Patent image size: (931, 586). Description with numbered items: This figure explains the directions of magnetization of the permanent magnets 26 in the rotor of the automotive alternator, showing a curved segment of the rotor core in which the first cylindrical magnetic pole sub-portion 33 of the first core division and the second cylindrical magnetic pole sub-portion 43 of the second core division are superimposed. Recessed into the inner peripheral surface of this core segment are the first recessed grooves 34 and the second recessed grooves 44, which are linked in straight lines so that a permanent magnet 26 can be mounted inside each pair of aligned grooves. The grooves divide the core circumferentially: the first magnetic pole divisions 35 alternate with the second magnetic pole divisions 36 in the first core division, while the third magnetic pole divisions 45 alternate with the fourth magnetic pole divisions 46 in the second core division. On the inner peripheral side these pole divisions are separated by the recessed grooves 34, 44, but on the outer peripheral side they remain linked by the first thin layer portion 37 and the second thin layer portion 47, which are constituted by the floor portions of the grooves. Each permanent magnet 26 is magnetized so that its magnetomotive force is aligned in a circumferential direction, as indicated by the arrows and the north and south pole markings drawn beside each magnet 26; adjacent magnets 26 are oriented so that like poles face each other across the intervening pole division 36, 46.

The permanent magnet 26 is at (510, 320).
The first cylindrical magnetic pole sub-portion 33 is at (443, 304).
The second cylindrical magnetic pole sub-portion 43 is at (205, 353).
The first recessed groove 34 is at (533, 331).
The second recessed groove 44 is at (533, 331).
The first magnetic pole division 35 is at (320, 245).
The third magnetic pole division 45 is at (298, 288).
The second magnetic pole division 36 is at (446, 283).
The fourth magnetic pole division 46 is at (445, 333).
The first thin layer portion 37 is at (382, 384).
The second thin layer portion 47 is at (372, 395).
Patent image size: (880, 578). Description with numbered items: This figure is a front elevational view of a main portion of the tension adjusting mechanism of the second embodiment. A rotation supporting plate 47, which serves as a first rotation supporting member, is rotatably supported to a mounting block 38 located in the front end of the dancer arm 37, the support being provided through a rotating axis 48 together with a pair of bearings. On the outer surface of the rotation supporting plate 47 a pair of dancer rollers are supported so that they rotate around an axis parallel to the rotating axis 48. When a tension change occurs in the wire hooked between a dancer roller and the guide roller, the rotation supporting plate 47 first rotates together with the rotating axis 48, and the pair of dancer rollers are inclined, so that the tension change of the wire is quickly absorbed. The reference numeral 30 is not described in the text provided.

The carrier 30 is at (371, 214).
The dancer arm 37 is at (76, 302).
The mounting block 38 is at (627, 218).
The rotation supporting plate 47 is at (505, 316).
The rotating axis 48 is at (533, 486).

Direction
Recast every line of the material above as a Markdown table with two columns, Row and Line. Number each non-blank line in order and leave out the blank lines.

The reply
| Row | Line |
|---|---|
| 1 | Patent image size: (931, 586). Description with numbered items: This figure explains the directions of magnetization of the permanent magnets 26 in the rotor of the automotive alternator, showing a curved segment of the rotor core in which the first cylindrical magnetic pole sub-portion 33 of the first core division and the second cylindrical magnetic pole sub-portion 43 of the second core division are superimposed. Recessed into the inner peripheral surface of this core segment are the first recessed grooves 34 and the second recessed grooves 44, which are linked in straight lines so that a permanent magnet 26 can be mounted inside each pair of aligned grooves. The grooves divide the core circumferentially: the first magnetic pole divisions 35 alternate with the second magnetic pole divisions 36 in the first core division, while the third magnetic pole divisions 45 alternate with the fourth magnetic pole divisions 46 in the second core division. On the inner peripheral side these pole divisions are separated by the recessed grooves 34, 44, but on the outer peripheral side they remain linked by the first thin layer portion 37 and the second thin layer portion 47, which are constituted by the floor portions of the grooves. Each permanent magnet 26 is magnetized so that its magnetomotive force is aligned in a circumferential direction, as indicated by the arrows and the north and south pole markings drawn beside each magnet 26; adjacent magnets 26 are oriented so that like poles face each other across the intervening pole division 36, 46. |
| 2 | The permanent magnet 26 is at (510, 320). |
| 3 | The first cylindrical magnetic pole sub-portion 33 is at (443, 304). |
| 4 | The second cylindrical magnetic pole sub-portion 43 is at (205, 353). |
| 5 | The first recessed groove 34 is at (533, 331). |
| 6 | The second recessed groove 44 is at (533, 331). |
| 7 | The first magnetic pole division 35 is at (320, 245). |
| 8 | The third magnetic pole division 45 is at (298, 288). |
| 9 | The second magnetic pole division 36 is at (446, 283). |
| 10 | The fourth magnetic pole division 46 is at (445, 333). |
| 11 | The first thin layer portion 37 is at (382, 384). |
| 12 | The second thin layer portion 47 is at (372, 395). |
| 13 | Patent image size: (880, 578). Description with numbered items: This figure is a front elevational view of a main portion of the tension adjusting mechanism of the second embodiment. A rotation supporting plate 47, which serves as a first rotation supporting member, is rotatably supported to a mounting block 38 located in the front end of the dancer arm 37, the support being provided through a rotating axis 48 together with a pair of bearings. On the outer surface of the rotation supporting plate 47 a pair of dancer rollers are supported so that they rotate around an axis parallel to the rotating axis 48. When a tension change occurs in the wire hooked between a dancer roller and the guide roller, the rotation supporting plate 47 first rotates together with the rotating axis 48, and the pair of dancer rollers are inclined, so that the tension change of the wire is quickly absorbed. The reference numeral 30 is not described in the text provided. |
| 14 | The carrier 30 is at (371, 214). |
| 15 | The dancer arm 37 is at (76, 302). |
| 16 | The mounting block 38 is at (627, 218). |
| 17 | The rotation supporting plate 47 is at (505, 316). |
| 18 | The rotating axis 48 is at (533, 486). |